◆ What needs to be done: Lines holding the string "pasional" are the ones to copy; find them all in the data.

◆ Input:
━━━
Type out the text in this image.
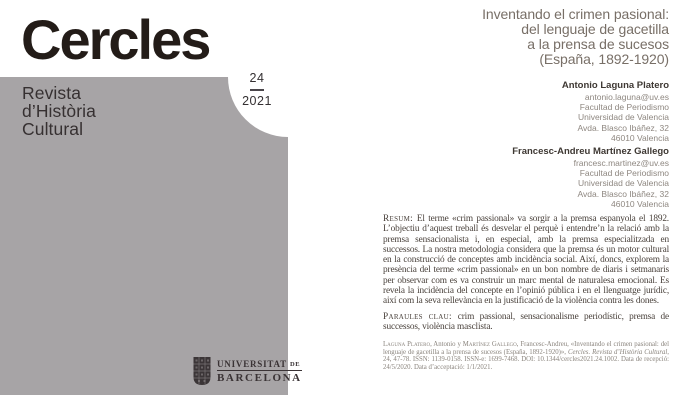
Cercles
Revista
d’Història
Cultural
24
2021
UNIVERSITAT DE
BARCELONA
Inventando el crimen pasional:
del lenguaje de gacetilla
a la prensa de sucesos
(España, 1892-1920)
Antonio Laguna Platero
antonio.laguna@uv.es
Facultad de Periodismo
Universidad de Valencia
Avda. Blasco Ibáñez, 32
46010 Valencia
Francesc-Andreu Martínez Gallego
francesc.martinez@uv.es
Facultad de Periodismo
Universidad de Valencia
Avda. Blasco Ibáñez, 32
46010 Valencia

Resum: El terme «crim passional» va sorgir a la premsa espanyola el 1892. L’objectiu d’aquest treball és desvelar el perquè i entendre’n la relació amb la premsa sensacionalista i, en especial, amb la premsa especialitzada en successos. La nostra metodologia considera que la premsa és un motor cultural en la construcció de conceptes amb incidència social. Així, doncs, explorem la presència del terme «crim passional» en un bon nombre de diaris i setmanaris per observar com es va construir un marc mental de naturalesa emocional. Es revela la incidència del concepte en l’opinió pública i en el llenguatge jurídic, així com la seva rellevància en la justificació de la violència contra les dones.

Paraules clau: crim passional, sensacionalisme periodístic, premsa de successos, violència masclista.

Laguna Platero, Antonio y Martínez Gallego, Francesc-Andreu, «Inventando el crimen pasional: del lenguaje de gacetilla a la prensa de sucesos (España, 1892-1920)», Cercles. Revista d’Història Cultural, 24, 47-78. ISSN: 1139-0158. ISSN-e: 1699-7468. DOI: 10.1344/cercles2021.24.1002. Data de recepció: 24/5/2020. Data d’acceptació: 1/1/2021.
━━━
◆ Response to this task:
Inventando el crimen pasional:
Laguna Platero, Antonio y Martínez Gallego, Francesc-Andreu, «Inventando el crimen pasional: del lenguaje de gacetilla a la prensa de sucesos (España, 1892-1920)», Cercles. Revista d’Història Cultural, 24, 47-78. ISSN: 1139-0158. ISSN-e: 1699-7468. DOI: 10.1344/cercles2021.24.1002. Data de recepció: 24/5/2020. Data d’acceptació: 1/1/2021.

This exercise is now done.